> STATED EXERCISE: Write out the listing below without alteration, omitting its pictures.

Saved entries:
* * *
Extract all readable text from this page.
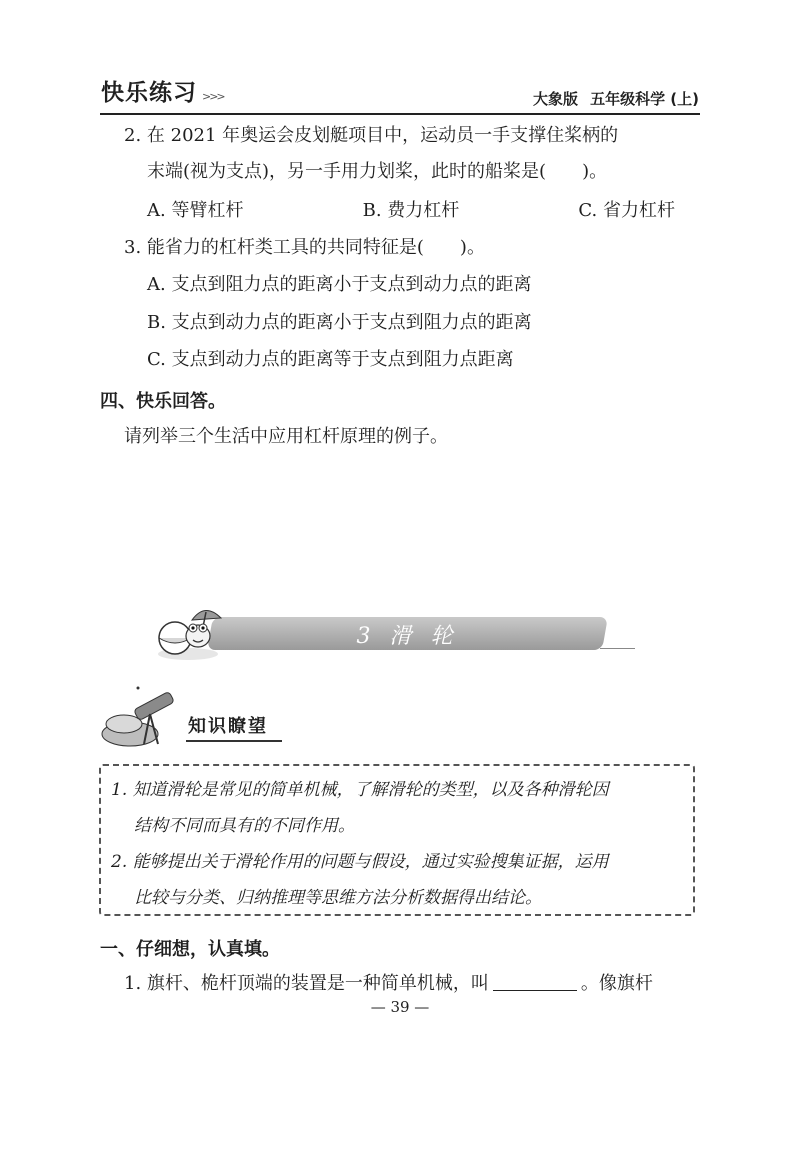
快乐练习 >>>	大象版 五年级科学 (上)
2. 在 2021 年奥运会皮划艇项目中，运动员一手支撑住桨柄的
末端(视为支点)，另一手用力划桨，此时的船桨是(　　)。
A. 等臂杠杆	B. 费力杠杆	C. 省力杠杆
3. 能省力的杠杆类工具的共同特征是(　　)。
A. 支点到阻力点的距离小于支点到动力点的距离
B. 支点到动力点的距离小于支点到阻力点的距离
C. 支点到动力点的距离等于支点到阻力点距离
四、快乐回答。
请列举三个生活中应用杠杆原理的例子。
3 滑 轮
知识瞭望
1. 知道滑轮是常见的简单机械，了解滑轮的类型，以及各种滑轮因
结构不同而具有的不同作用。
2. 能够提出关于滑轮作用的问题与假设，通过实验搜集证据，运用
比较与分类、归纳推理等思维方法分析数据得出结论。
一、仔细想，认真填。
1. 旗杆、桅杆顶端的装置是一种简单机械，叫	。像旗杆
— 39 —
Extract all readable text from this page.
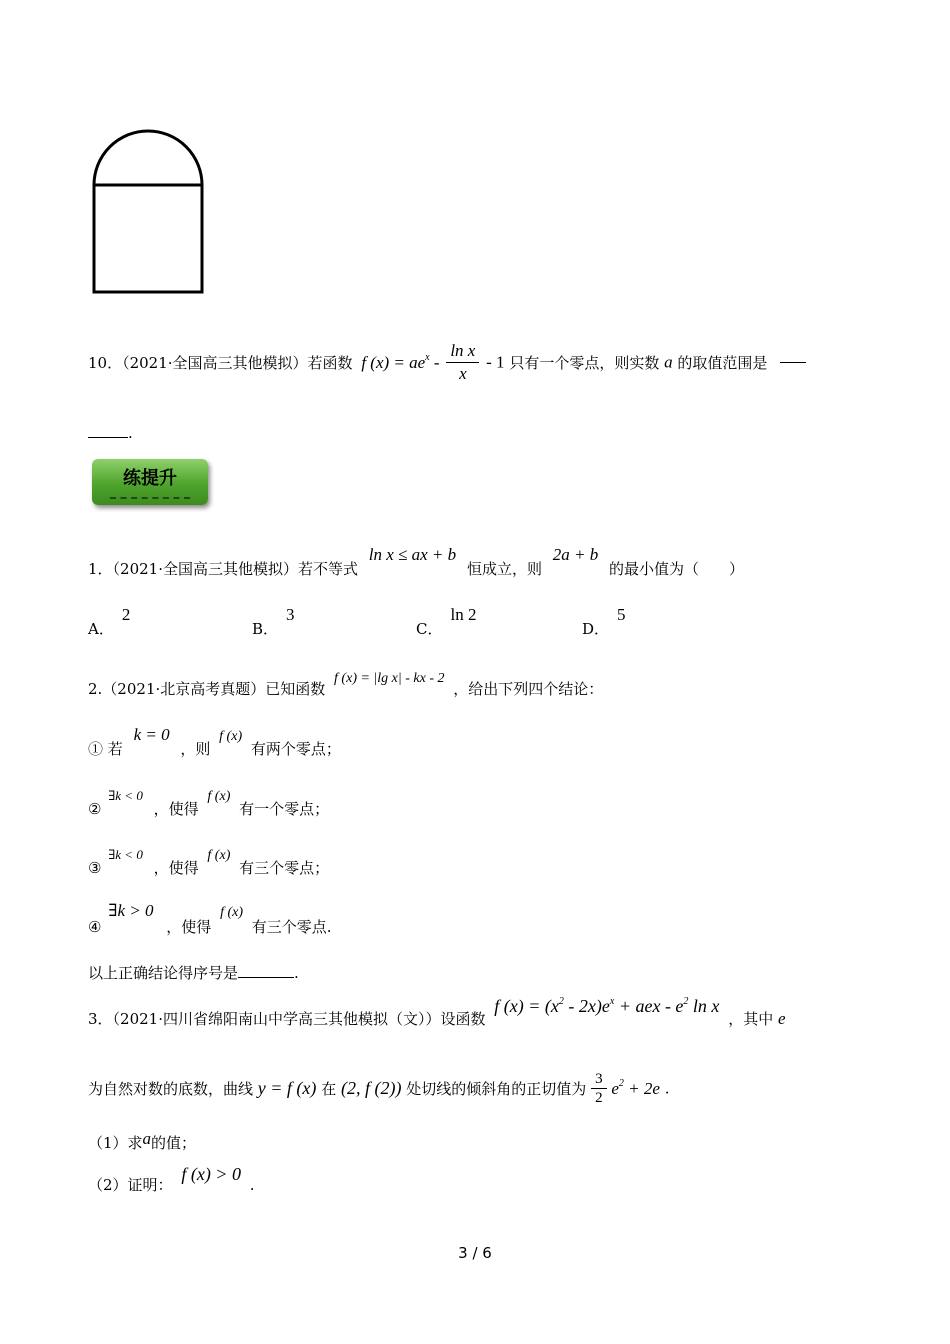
10．（2021·全国高三其他模拟）若函数 f $(x) = ae^x - \frac{\text{ln x}}{x} - 1$ 只有一个零点，则实数 a 的取值范围是
.
练提升
1．（2021·全国高三其他模拟）若不等式 ln x ≤ ax + b 恒成立，则 2a + b 的最小值为（　　）
A．2
B．3
C．ln 2
D．5
2.（2021·北京高考真题）已知函数 f (x) = |lg x| - kx - 2 ，给出下列四个结论：
① 若 k = 0 ，则 f (x) 有两个零点；
② ∃k < 0 ，使得 f (x) 有一个零点；
③ ∃k < 0 ，使得 f (x) 有三个零点；
④ ∃k > 0 ，使得 f (x) 有三个零点.
以上正确结论得序号是	.
3．（2021·四川省绵阳南山中学高三其他模拟（文））设函数 f $(x) = (x^2 - 2x)e^x$ + aex - $e^2$ ln x ，其中 e
为自然对数的底数，曲线 y = f (x) 在 (2, f (2)) 处切线的倾斜角的正切值为 $\frac{3}{2} e^2 + 2e$ .
（1）求a的值；
（2）证明： f (x) > 0 .
3 / 6
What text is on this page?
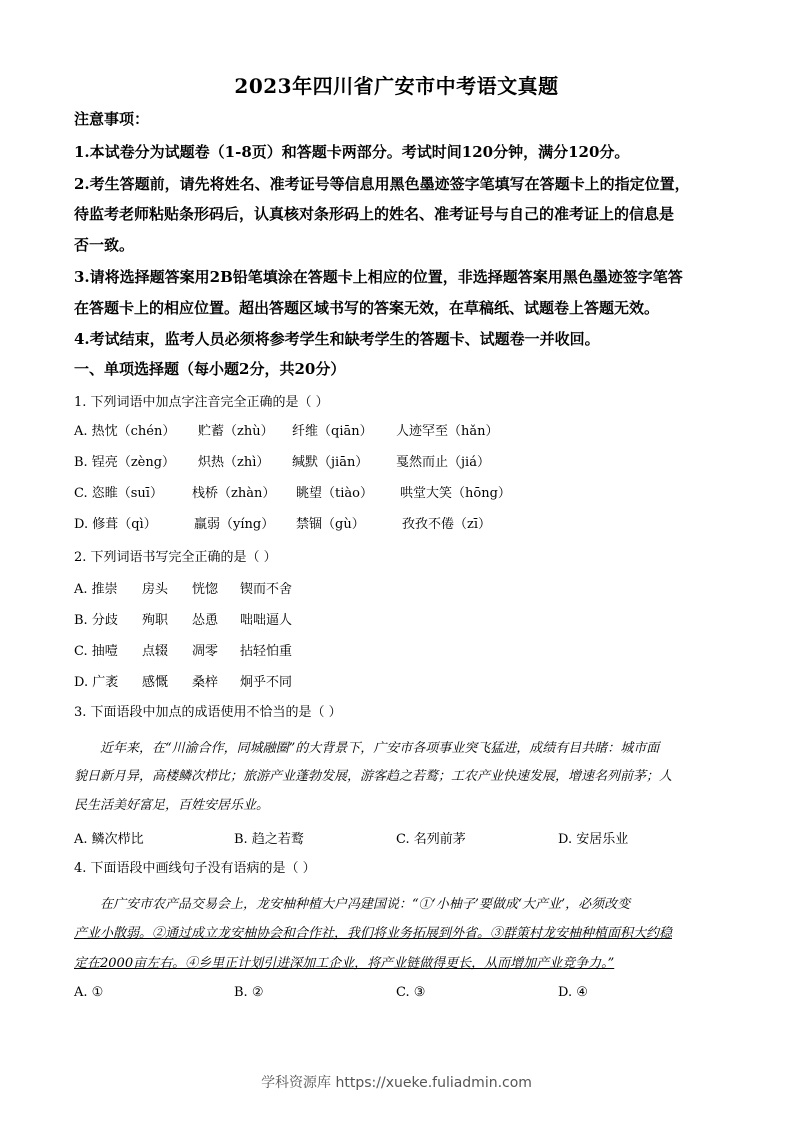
2023年四川省广安市中考语文真题
注意事项：
1.本试卷分为试题卷（1-8页）和答题卡两部分。考试时间120分钟，满分120分。
2.考生答题前，请先将姓名、准考证号等信息用黑色墨迹签字笔填写在答题卡上的指定位置，
待监考老师粘贴条形码后，认真核对条形码上的姓名、准考证号与自己的准考证上的信息是
否一致。
3.请将选择题答案用2B铅笔填涂在答题卡上相应的位置，非选择题答案用黑色墨迹签字笔答
在答题卡上的相应位置。超出答题区域书写的答案无效，在草稿纸、试题卷上答题无效。
4.考试结束，监考人员必须将参考学生和缺考学生的答题卡、试题卷一并收回。
一、单项选择题（每小题2分，共20分）
1. 下列词语中加点字注音完全正确的是（ ）
A. 热忱（chén） 贮蓄（zhù） 纤维（qiān） 人迹罕至（hǎn）
B. 锃亮（zèng） 炽热（zhì） 缄默（jiān） 戛然而止（jiá）
C. 恣睢（suī） 栈桥（zhàn） 眺望（tiào） 哄堂大笑（hōng）
D. 修葺（qì）	羸弱（yíng） 禁锢（gù）	孜孜不倦（zī）
2. 下列词语书写完全正确的是（ ）
A. 推崇 房头 恍惚 锲而不舍
B. 分歧 殉职 怂恿 咄咄逼人
C. 抽噎 点辍 凋零 拈轻怕重
D. 广袤 感慨 桑梓 炯乎不同
3. 下面语段中加点的成语使用不恰当的是（ ）
近年来，在“川渝合作，同城融圈”的大背景下，广安市各项事业突飞猛进，成绩有目共睹：城市面
貌日新月异，高楼鳞次栉比；旅游产业蓬勃发展，游客趋之若鹜；工农产业快速发展，增速名列前茅；人
民生活美好富足，百姓安居乐业。
A. 鳞次栉比	B. 趋之若鹜	C. 名列前茅	D. 安居乐业
4. 下面语段中画线句子没有语病的是（ ）
在广安市农产品交易会上，龙安柚种植大户冯建国说：“①‘小柚子’要做成‘大产业’，必须改变
产业小散弱。②通过成立龙安柚协会和合作社，我们将业务拓展到外省。③群策村龙安柚种植面积大约稳
定在2000亩左右。④乡里正计划引进深加工企业，将产业链做得更长，从而增加产业竞争力。”
A. ①	B. ②	C. ③	D. ④
学科资源库 https://xueke.fuliadmin.com
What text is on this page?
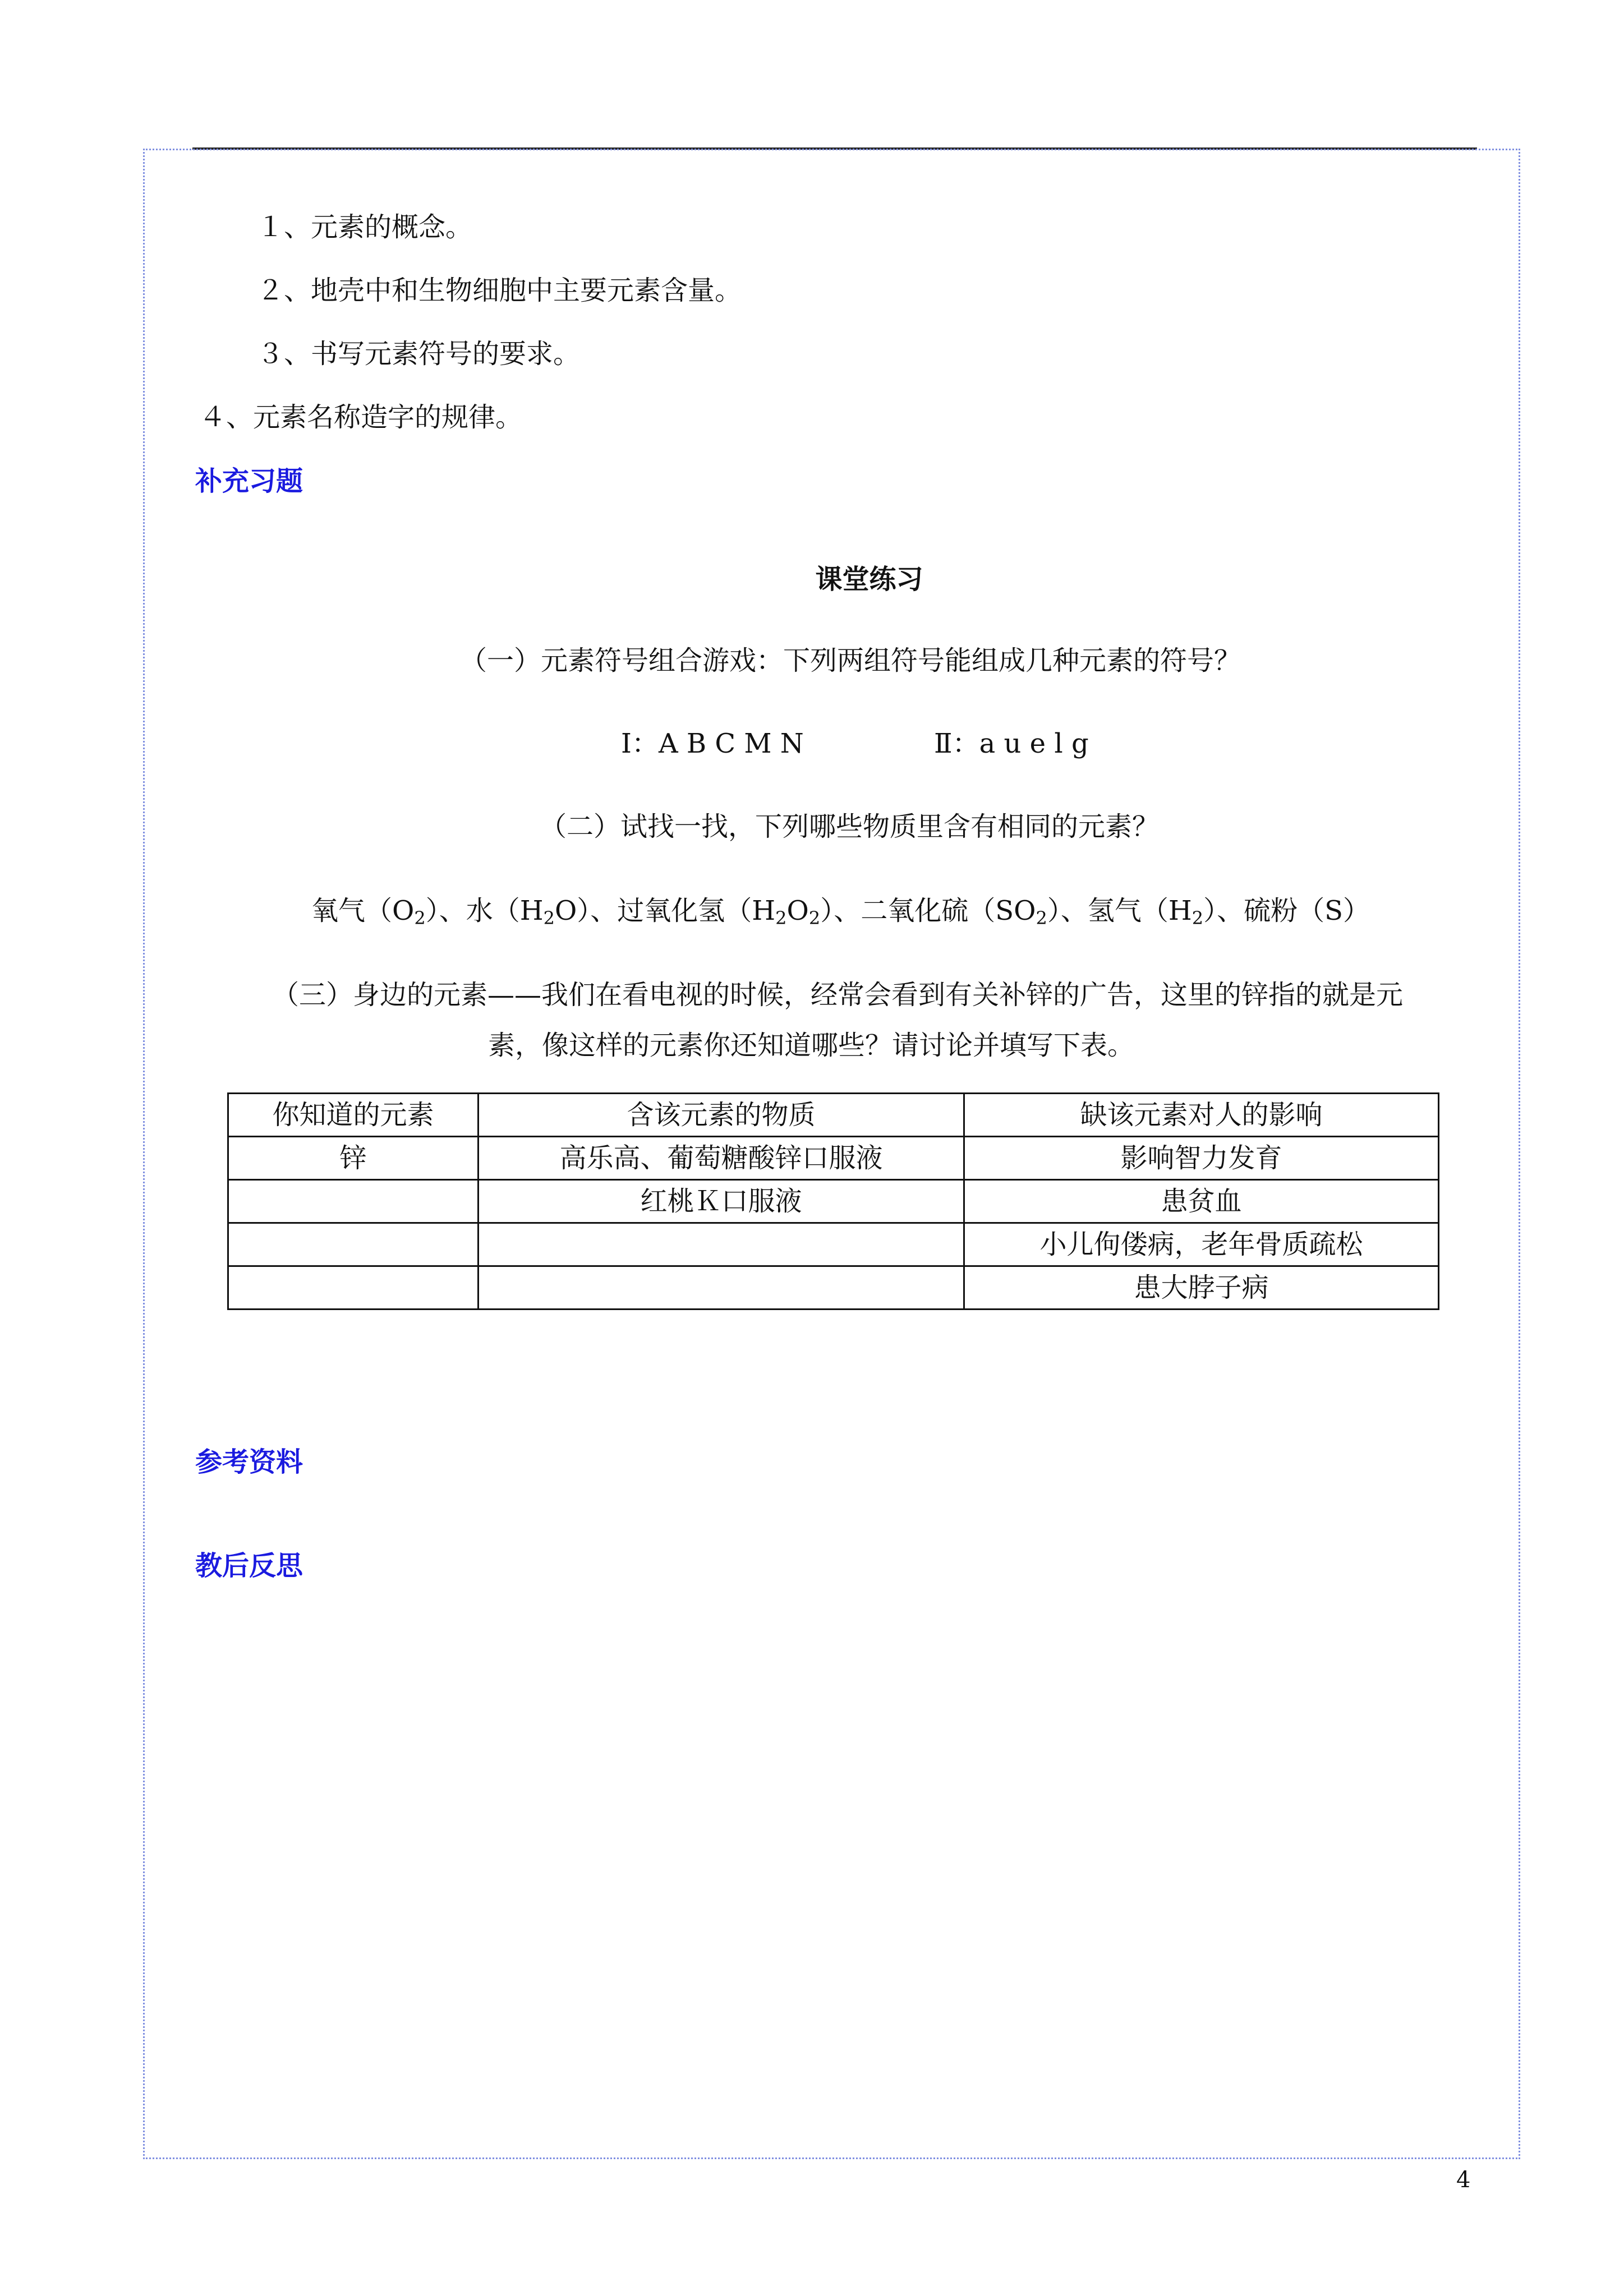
１、元素的概念。
２、地壳中和生物细胞中主要元素含量。
３、书写元素符号的要求。
４、元素名称造字的规律。
补充习题
课堂练习
（一）元素符号组合游戏：下列两组符号能组成几种元素的符号？
Ⅰ：A B C M N	Ⅱ：a u e l g
（二）试找一找，下列哪些物质里含有相同的元素？
氧气$(O_2)$、水$(H_2O)$、过氧化氢$(H_2O_2)$、二氧化硫$(SO_2)$、氢气$(H_2)$、硫粉（S）
（三）身边的元素——我们在看电视的时候，经常会看到有关补锌的广告，这里的锌指的就是元
素，像这样的元素你还知道哪些？请讨论并填写下表。
你知道的元素	含该元素的物质	缺该元素对人的影响
锌	高乐高、葡萄糖酸锌口服液	影响智力发育
	红桃Ｋ口服液	患贫血
		小儿佝偻病，老年骨质疏松
		患大脖子病
参考资料
教后反思
4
* * *
> CORRECT OUTPUT:
Extract all readable text from this page.
快乐练习 >>>	大象版 五年级科学 (上)
2. 在 2021 年奥运会皮划艇项目中，运动员一手支撑住桨柄的
末端(视为支点)，另一手用力划桨，此时的船桨是(　　)。
A. 等臂杠杆	B. 费力杠杆	C. 省力杠杆
3. 能省力的杠杆类工具的共同特征是(　　)。
A. 支点到阻力点的距离小于支点到动力点的距离
B. 支点到动力点的距离小于支点到阻力点的距离
C. 支点到动力点的距离等于支点到阻力点距离
四、快乐回答。
请列举三个生活中应用杠杆原理的例子。
3 滑 轮
知识瞭望
1. 知道滑轮是常见的简单机械，了解滑轮的类型，以及各种滑轮因
结构不同而具有的不同作用。
2. 能够提出关于滑轮作用的问题与假设，通过实验搜集证据，运用
比较与分类、归纳推理等思维方法分析数据得出结论。
一、仔细想，认真填。
1. 旗杆、桅杆顶端的装置是一种简单机械，叫	。像旗杆
— 39 —
Extract all readable text from this page.
10．（2021·全国高三其他模拟）若函数 f $(x) = ae^x - \frac{\text{ln x}}{x} - 1$ 只有一个零点，则实数 a 的取值范围是
.
练提升
1．（2021·全国高三其他模拟）若不等式 ln x ≤ ax + b 恒成立，则 2a + b 的最小值为（　　）
A．2
B．3
C．ln 2
D．5
2.（2021·北京高考真题）已知函数 f (x) = |lg x| - kx - 2 ，给出下列四个结论：
① 若 k = 0 ，则 f (x) 有两个零点；
② ∃k < 0 ，使得 f (x) 有一个零点；
③ ∃k < 0 ，使得 f (x) 有三个零点；
④ ∃k > 0 ，使得 f (x) 有三个零点.
以上正确结论得序号是	.
3．（2021·四川省绵阳南山中学高三其他模拟（文））设函数 f $(x) = (x^2 - 2x)e^x$ + aex - $e^2$ ln x ，其中 e
为自然对数的底数，曲线 y = f (x) 在 (2, f (2)) 处切线的倾斜角的正切值为 $\frac{3}{2} e^2 + 2e$ .
（1）求a的值；
（2）证明： f (x) > 0 .
3 / 6
What text is on this page?
2023年四川省广安市中考语文真题
注意事项：
1.本试卷分为试题卷（1-8页）和答题卡两部分。考试时间120分钟，满分120分。
2.考生答题前，请先将姓名、准考证号等信息用黑色墨迹签字笔填写在答题卡上的指定位置，
待监考老师粘贴条形码后，认真核对条形码上的姓名、准考证号与自己的准考证上的信息是
否一致。
3.请将选择题答案用2B铅笔填涂在答题卡上相应的位置，非选择题答案用黑色墨迹签字笔答
在答题卡上的相应位置。超出答题区域书写的答案无效，在草稿纸、试题卷上答题无效。
4.考试结束，监考人员必须将参考学生和缺考学生的答题卡、试题卷一并收回。
一、单项选择题（每小题2分，共20分）
1. 下列词语中加点字注音完全正确的是（ ）
A. 热忱（chén） 贮蓄（zhù） 纤维（qiān） 人迹罕至（hǎn）
B. 锃亮（zèng） 炽热（zhì） 缄默（jiān） 戛然而止（jiá）
C. 恣睢（suī） 栈桥（zhàn） 眺望（tiào） 哄堂大笑（hōng）
D. 修葺（qì）	羸弱（yíng） 禁锢（gù）	孜孜不倦（zī）
2. 下列词语书写完全正确的是（ ）
A. 推崇 房头 恍惚 锲而不舍
B. 分歧 殉职 怂恿 咄咄逼人
C. 抽噎 点辍 凋零 拈轻怕重
D. 广袤 感慨 桑梓 炯乎不同
3. 下面语段中加点的成语使用不恰当的是（ ）
近年来，在“川渝合作，同城融圈”的大背景下，广安市各项事业突飞猛进，成绩有目共睹：城市面
貌日新月异，高楼鳞次栉比；旅游产业蓬勃发展，游客趋之若鹜；工农产业快速发展，增速名列前茅；人
民生活美好富足，百姓安居乐业。
A. 鳞次栉比	B. 趋之若鹜	C. 名列前茅	D. 安居乐业
4. 下面语段中画线句子没有语病的是（ ）
在广安市农产品交易会上，龙安柚种植大户冯建国说：“①‘小柚子’要做成‘大产业’，必须改变
产业小散弱。②通过成立龙安柚协会和合作社，我们将业务拓展到外省。③群策村龙安柚种植面积大约稳
定在2000亩左右。④乡里正计划引进深加工企业，将产业链做得更长，从而增加产业竞争力。”
A. ①	B. ②	C. ③	D. ④
学科资源库 https://xueke.fuliadmin.com
What text is on this page?
１、元素的概念。
２、地壳中和生物细胞中主要元素含量。
３、书写元素符号的要求。
４、元素名称造字的规律。
补充习题
课堂练习
（一）元素符号组合游戏：下列两组符号能组成几种元素的符号？
Ⅰ：A B C M N	Ⅱ：a u e l g
（二）试找一找，下列哪些物质里含有相同的元素？
氧气$(O_2)$、水$(H_2O)$、过氧化氢$(H_2O_2)$、二氧化硫$(SO_2)$、氢气$(H_2)$、硫粉（S）
（三）身边的元素——我们在看电视的时候，经常会看到有关补锌的广告，这里的锌指的就是元
素，像这样的元素你还知道哪些？请讨论并填写下表。
你知道的元素	含该元素的物质	缺该元素对人的影响
锌	高乐高、葡萄糖酸锌口服液	影响智力发育
	红桃Ｋ口服液	患贫血
		小儿佝偻病，老年骨质疏松
		患大脖子病
参考资料
教后反思
4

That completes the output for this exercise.